[start Rows]

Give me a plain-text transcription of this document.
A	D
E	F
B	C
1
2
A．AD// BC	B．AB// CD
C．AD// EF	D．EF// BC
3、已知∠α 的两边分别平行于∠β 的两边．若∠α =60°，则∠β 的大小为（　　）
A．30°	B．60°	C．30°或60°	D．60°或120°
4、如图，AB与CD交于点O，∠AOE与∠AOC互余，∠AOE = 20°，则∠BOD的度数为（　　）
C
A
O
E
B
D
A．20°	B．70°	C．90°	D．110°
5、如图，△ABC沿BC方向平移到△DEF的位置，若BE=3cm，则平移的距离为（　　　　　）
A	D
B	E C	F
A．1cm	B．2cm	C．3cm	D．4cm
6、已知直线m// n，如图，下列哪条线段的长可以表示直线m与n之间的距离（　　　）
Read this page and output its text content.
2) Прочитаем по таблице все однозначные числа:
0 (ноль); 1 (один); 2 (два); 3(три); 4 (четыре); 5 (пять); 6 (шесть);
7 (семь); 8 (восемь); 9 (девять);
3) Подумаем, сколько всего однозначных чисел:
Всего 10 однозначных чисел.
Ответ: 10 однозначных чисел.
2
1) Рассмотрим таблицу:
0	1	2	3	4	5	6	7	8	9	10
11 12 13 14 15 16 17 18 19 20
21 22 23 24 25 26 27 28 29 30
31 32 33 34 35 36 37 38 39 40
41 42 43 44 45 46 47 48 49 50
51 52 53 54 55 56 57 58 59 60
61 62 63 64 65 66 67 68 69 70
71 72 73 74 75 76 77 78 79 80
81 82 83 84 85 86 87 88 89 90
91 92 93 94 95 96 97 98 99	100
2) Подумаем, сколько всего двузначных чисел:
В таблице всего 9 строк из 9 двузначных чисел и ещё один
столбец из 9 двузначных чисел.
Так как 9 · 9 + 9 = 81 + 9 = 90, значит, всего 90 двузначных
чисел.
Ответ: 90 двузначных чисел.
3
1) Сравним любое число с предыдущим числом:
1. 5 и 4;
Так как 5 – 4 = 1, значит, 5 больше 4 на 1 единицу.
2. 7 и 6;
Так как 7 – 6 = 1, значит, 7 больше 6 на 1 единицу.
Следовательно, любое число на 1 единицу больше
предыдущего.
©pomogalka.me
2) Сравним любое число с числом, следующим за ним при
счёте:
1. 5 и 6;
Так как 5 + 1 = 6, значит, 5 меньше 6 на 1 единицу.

[end Rows]

__Goal__. Repeat the entries shown above, every one, word for word.

__Answer in full__.
Give me a plain-text transcription of this document.
A	D
E	F
B	C
1
2
A．AD// BC	B．AB// CD
C．AD// EF	D．EF// BC
3、已知∠α 的两边分别平行于∠β 的两边．若∠α =60°，则∠β 的大小为（　　）
A．30°	B．60°	C．30°或60°	D．60°或120°
4、如图，AB与CD交于点O，∠AOE与∠AOC互余，∠AOE = 20°，则∠BOD的度数为（　　）
C
A
O
E
B
D
A．20°	B．70°	C．90°	D．110°
5、如图，△ABC沿BC方向平移到△DEF的位置，若BE=3cm，则平移的距离为（　　　　　）
A	D
B	E C	F
A．1cm	B．2cm	C．3cm	D．4cm
6、已知直线m// n，如图，下列哪条线段的长可以表示直线m与n之间的距离（　　　）
Read this page and output its text content.
2) Прочитаем по таблице все однозначные числа:
0 (ноль); 1 (один); 2 (два); 3(три); 4 (четыре); 5 (пять); 6 (шесть);
7 (семь); 8 (восемь); 9 (девять);
3) Подумаем, сколько всего однозначных чисел:
Всего 10 однозначных чисел.
Ответ: 10 однозначных чисел.
2
1) Рассмотрим таблицу:
0	1	2	3	4	5	6	7	8	9	10
11 12 13 14 15 16 17 18 19 20
21 22 23 24 25 26 27 28 29 30
31 32 33 34 35 36 37 38 39 40
41 42 43 44 45 46 47 48 49 50
51 52 53 54 55 56 57 58 59 60
61 62 63 64 65 66 67 68 69 70
71 72 73 74 75 76 77 78 79 80
81 82 83 84 85 86 87 88 89 90
91 92 93 94 95 96 97 98 99	100
2) Подумаем, сколько всего двузначных чисел:
В таблице всего 9 строк из 9 двузначных чисел и ещё один
столбец из 9 двузначных чисел.
Так как 9 · 9 + 9 = 81 + 9 = 90, значит, всего 90 двузначных
чисел.
Ответ: 90 двузначных чисел.
3
1) Сравним любое число с предыдущим числом:
1. 5 и 4;
Так как 5 – 4 = 1, значит, 5 больше 4 на 1 единицу.
2. 7 и 6;
Так как 7 – 6 = 1, значит, 7 больше 6 на 1 единицу.
Следовательно, любое число на 1 единицу больше
предыдущего.
©pomogalka.me
2) Сравним любое число с числом, следующим за ним при
счёте:
1. 5 и 6;
Так как 5 + 1 = 6, значит, 5 меньше 6 на 1 единицу.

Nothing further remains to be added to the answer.